(Stored entries)
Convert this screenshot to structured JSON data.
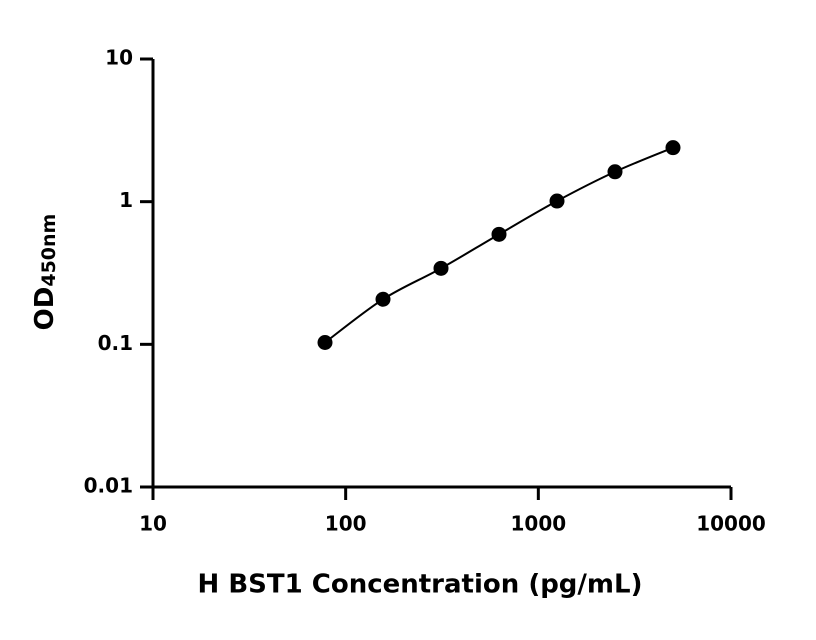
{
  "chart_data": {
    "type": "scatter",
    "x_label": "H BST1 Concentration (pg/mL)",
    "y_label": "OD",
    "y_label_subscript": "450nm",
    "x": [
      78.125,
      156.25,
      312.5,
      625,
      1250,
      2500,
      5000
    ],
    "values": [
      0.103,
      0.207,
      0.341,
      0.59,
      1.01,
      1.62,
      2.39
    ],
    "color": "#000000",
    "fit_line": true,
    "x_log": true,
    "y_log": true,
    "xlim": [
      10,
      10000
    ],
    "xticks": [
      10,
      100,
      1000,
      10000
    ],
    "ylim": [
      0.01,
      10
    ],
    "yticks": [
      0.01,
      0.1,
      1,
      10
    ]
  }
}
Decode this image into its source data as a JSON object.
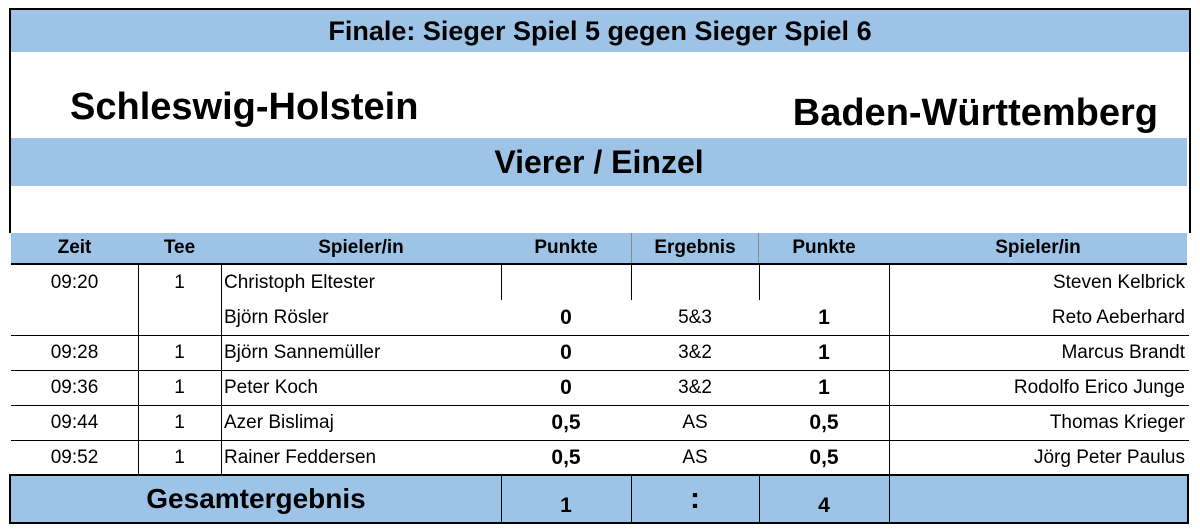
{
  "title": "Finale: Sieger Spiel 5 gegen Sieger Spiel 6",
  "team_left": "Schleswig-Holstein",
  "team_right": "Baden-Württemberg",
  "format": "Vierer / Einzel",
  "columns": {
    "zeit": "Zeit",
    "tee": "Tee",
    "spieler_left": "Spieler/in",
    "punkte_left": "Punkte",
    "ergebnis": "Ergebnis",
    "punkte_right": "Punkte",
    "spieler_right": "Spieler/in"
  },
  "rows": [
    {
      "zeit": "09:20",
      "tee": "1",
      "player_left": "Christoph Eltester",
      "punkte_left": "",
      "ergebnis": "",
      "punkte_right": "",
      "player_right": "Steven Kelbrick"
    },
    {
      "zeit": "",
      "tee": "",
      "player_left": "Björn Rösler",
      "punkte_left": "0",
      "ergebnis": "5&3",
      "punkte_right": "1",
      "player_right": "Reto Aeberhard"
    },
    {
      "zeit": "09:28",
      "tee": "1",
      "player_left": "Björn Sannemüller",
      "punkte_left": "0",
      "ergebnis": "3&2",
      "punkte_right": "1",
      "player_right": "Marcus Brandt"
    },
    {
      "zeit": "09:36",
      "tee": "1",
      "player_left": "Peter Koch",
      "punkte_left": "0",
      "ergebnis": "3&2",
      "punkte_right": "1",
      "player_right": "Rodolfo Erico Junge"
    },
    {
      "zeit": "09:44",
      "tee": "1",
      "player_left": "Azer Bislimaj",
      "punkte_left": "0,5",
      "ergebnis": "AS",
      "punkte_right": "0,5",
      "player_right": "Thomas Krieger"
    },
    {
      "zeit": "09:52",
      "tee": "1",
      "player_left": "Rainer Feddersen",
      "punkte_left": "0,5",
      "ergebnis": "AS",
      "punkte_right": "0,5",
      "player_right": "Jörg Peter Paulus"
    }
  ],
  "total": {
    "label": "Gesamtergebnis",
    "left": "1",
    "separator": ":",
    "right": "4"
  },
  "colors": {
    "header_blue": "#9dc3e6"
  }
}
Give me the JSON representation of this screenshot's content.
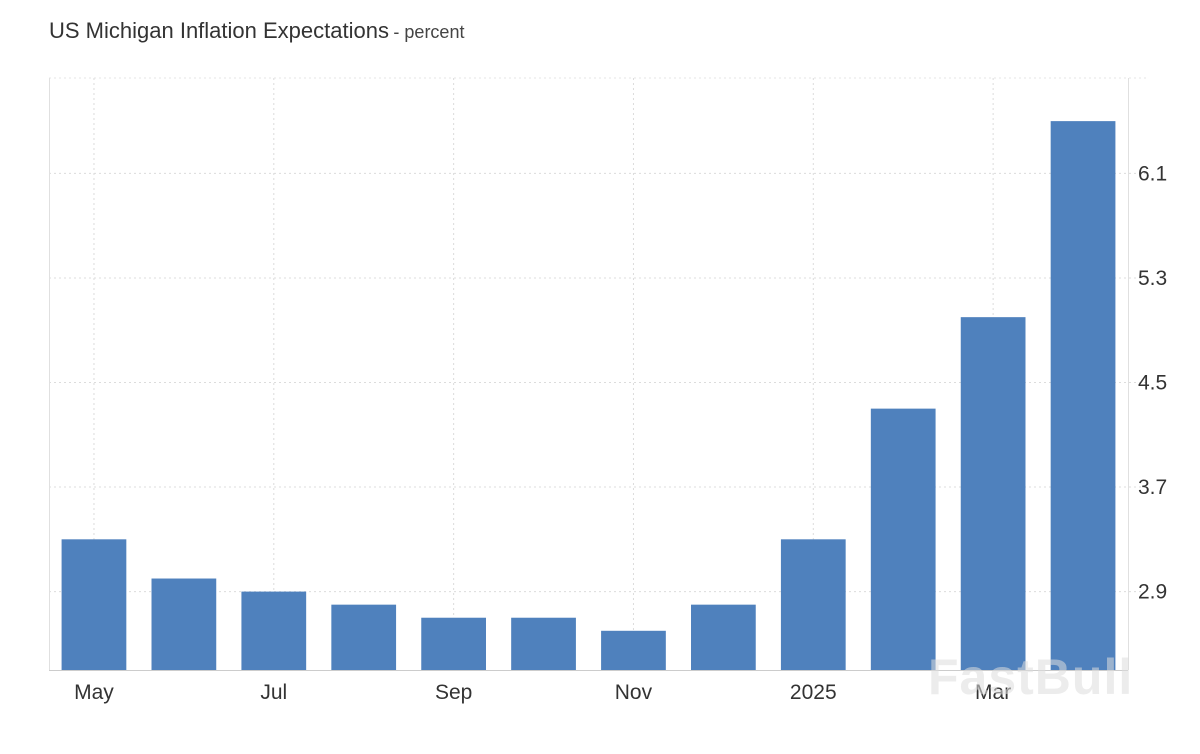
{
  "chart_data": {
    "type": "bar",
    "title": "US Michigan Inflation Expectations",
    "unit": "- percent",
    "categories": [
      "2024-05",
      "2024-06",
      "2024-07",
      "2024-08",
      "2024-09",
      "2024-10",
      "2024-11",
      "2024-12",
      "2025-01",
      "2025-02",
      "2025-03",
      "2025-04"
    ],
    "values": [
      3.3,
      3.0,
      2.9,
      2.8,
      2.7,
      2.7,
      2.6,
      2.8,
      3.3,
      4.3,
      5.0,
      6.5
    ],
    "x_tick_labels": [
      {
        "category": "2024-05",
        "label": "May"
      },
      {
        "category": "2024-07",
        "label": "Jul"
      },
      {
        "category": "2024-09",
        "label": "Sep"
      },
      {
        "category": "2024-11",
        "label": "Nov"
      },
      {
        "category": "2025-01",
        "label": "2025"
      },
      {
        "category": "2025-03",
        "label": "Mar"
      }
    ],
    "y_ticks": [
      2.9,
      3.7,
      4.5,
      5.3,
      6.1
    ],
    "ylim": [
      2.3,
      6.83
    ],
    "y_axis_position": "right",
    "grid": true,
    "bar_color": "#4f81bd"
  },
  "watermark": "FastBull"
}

§ **WRITTEN EXERCISE**
Exclude the pictures, and transcribe all of the material exactly.

§ **EXERCISE RESULT**
Convert this screenshot to structured JSON data.
{
  "chart_data": {
    "type": "scatter",
    "x_label": "H BST1 Concentration (pg/mL)",
    "y_label": "OD",
    "y_label_subscript": "450nm",
    "x": [
      78.125,
      156.25,
      312.5,
      625,
      1250,
      2500,
      5000
    ],
    "values": [
      0.103,
      0.207,
      0.341,
      0.59,
      1.01,
      1.62,
      2.39
    ],
    "color": "#000000",
    "fit_line": true,
    "x_log": true,
    "y_log": true,
    "xlim": [
      10,
      10000
    ],
    "xticks": [
      10,
      100,
      1000,
      10000
    ],
    "ylim": [
      0.01,
      10
    ],
    "yticks": [
      0.01,
      0.1,
      1,
      10
    ]
  }
}
Decode this image into its source data as a JSON object.
{
  "title": "Finale: Sieger Spiel 5 gegen Sieger Spiel 6",
  "team_left": "Schleswig-Holstein",
  "team_right": "Baden-Württemberg",
  "format": "Vierer / Einzel",
  "columns": {
    "zeit": "Zeit",
    "tee": "Tee",
    "spieler_left": "Spieler/in",
    "punkte_left": "Punkte",
    "ergebnis": "Ergebnis",
    "punkte_right": "Punkte",
    "spieler_right": "Spieler/in"
  },
  "rows": [
    {
      "zeit": "09:20",
      "tee": "1",
      "player_left": "Christoph Eltester",
      "punkte_left": "",
      "ergebnis": "",
      "punkte_right": "",
      "player_right": "Steven Kelbrick"
    },
    {
      "zeit": "",
      "tee": "",
      "player_left": "Björn Rösler",
      "punkte_left": "0",
      "ergebnis": "5&3",
      "punkte_right": "1",
      "player_right": "Reto Aeberhard"
    },
    {
      "zeit": "09:28",
      "tee": "1",
      "player_left": "Björn Sannemüller",
      "punkte_left": "0",
      "ergebnis": "3&2",
      "punkte_right": "1",
      "player_right": "Marcus Brandt"
    },
    {
      "zeit": "09:36",
      "tee": "1",
      "player_left": "Peter Koch",
      "punkte_left": "0",
      "ergebnis": "3&2",
      "punkte_right": "1",
      "player_right": "Rodolfo Erico Junge"
    },
    {
      "zeit": "09:44",
      "tee": "1",
      "player_left": "Azer Bislimaj",
      "punkte_left": "0,5",
      "ergebnis": "AS",
      "punkte_right": "0,5",
      "player_right": "Thomas Krieger"
    },
    {
      "zeit": "09:52",
      "tee": "1",
      "player_left": "Rainer Feddersen",
      "punkte_left": "0,5",
      "ergebnis": "AS",
      "punkte_right": "0,5",
      "player_right": "Jörg Peter Paulus"
    }
  ],
  "total": {
    "label": "Gesamtergebnis",
    "left": "1",
    "separator": ":",
    "right": "4"
  },
  "colors": {
    "header_blue": "#9dc3e6"
  }
}
Give me the JSON representation of this screenshot's content.
{
  "chart_data": {
    "type": "bar",
    "title": "US Michigan Inflation Expectations",
    "unit": "- percent",
    "categories": [
      "2024-05",
      "2024-06",
      "2024-07",
      "2024-08",
      "2024-09",
      "2024-10",
      "2024-11",
      "2024-12",
      "2025-01",
      "2025-02",
      "2025-03",
      "2025-04"
    ],
    "values": [
      3.3,
      3.0,
      2.9,
      2.8,
      2.7,
      2.7,
      2.6,
      2.8,
      3.3,
      4.3,
      5.0,
      6.5
    ],
    "x_tick_labels": [
      {
        "category": "2024-05",
        "label": "May"
      },
      {
        "category": "2024-07",
        "label": "Jul"
      },
      {
        "category": "2024-09",
        "label": "Sep"
      },
      {
        "category": "2024-11",
        "label": "Nov"
      },
      {
        "category": "2025-01",
        "label": "2025"
      },
      {
        "category": "2025-03",
        "label": "Mar"
      }
    ],
    "y_ticks": [
      2.9,
      3.7,
      4.5,
      5.3,
      6.1
    ],
    "ylim": [
      2.3,
      6.83
    ],
    "y_axis_position": "right",
    "grid": true,
    "bar_color": "#4f81bd"
  },
  "watermark": "FastBull"
}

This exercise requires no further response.